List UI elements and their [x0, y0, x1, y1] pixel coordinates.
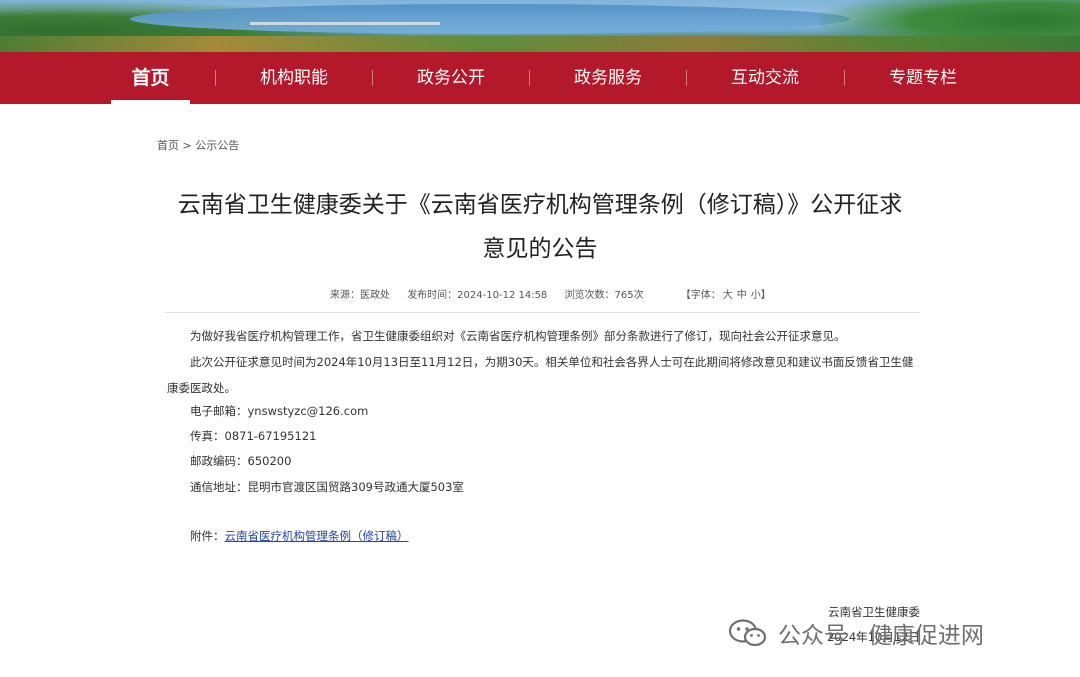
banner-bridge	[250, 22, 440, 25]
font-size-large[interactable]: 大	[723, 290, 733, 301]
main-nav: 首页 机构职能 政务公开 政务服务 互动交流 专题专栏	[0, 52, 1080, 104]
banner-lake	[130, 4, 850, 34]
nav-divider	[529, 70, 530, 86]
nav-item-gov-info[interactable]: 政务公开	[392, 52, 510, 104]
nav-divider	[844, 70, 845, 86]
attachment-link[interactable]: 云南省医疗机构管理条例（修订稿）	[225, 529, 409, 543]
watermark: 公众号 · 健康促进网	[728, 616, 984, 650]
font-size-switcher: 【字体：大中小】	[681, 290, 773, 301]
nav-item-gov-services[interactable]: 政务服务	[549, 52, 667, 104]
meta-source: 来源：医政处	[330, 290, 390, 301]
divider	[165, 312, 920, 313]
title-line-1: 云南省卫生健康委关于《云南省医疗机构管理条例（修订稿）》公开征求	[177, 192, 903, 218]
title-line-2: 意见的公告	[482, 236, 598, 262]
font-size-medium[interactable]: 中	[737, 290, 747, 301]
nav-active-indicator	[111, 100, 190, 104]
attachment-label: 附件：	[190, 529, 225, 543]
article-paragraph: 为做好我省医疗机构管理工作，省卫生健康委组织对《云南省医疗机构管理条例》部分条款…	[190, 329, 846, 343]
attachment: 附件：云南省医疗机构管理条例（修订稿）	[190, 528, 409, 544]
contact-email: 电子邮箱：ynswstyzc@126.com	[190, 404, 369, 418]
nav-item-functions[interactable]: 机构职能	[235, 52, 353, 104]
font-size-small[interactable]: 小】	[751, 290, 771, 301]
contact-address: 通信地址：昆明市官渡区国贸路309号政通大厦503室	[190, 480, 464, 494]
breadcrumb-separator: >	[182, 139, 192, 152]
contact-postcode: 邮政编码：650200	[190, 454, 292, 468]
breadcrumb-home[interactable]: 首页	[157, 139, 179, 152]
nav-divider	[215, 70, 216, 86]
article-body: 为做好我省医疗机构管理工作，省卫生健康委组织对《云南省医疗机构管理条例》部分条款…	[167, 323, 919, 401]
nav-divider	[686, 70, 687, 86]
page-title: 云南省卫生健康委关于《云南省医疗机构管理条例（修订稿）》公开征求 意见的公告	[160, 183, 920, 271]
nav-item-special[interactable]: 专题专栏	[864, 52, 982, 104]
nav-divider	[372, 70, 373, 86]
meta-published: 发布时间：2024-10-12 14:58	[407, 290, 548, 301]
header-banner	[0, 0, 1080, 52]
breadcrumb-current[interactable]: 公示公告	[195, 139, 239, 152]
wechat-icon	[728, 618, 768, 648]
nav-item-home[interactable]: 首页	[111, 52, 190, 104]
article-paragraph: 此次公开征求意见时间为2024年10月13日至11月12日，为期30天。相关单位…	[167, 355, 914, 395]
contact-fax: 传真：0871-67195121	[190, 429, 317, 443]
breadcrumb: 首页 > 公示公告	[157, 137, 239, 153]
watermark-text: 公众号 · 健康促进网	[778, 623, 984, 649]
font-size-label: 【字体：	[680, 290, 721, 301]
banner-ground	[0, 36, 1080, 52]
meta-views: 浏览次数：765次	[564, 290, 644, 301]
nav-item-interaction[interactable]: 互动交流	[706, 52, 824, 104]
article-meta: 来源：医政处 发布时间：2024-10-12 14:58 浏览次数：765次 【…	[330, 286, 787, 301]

==

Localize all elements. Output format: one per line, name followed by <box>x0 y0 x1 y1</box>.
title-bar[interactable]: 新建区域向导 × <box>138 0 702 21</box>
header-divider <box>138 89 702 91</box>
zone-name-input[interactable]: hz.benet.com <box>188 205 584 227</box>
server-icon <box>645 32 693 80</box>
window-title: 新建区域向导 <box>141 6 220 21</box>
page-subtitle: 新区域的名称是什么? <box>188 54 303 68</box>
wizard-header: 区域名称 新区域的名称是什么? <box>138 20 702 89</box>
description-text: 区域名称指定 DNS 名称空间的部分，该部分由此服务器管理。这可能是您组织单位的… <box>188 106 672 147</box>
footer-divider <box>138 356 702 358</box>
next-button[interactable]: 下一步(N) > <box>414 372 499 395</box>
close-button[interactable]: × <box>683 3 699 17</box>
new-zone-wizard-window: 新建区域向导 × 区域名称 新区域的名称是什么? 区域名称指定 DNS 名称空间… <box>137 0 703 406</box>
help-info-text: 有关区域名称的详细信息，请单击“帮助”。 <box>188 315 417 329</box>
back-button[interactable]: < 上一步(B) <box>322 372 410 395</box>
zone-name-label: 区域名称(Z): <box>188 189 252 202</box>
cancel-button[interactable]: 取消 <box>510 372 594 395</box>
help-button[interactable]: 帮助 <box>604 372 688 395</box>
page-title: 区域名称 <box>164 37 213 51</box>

**PROBLEM TO SOLVE:**
Write out the part of the entries that opens with the line containing "Localize all elements." and closes with the line containing "next-button[interactable]: 下一步(N) >", both lines included, keeping every character unchanged.

**SOLUTION TO THIS TASK:**
Localize all elements. Output format: one per line, name followed by <box>x0 y0 x1 y1</box>.
title-bar[interactable]: 新建区域向导 × <box>138 0 702 21</box>
header-divider <box>138 89 702 91</box>
zone-name-input[interactable]: hz.benet.com <box>188 205 584 227</box>
server-icon <box>645 32 693 80</box>
window-title: 新建区域向导 <box>141 6 220 21</box>
page-subtitle: 新区域的名称是什么? <box>188 54 303 68</box>
wizard-header: 区域名称 新区域的名称是什么? <box>138 20 702 89</box>
description-text: 区域名称指定 DNS 名称空间的部分，该部分由此服务器管理。这可能是您组织单位的… <box>188 106 672 147</box>
footer-divider <box>138 356 702 358</box>
next-button[interactable]: 下一步(N) > <box>414 372 499 395</box>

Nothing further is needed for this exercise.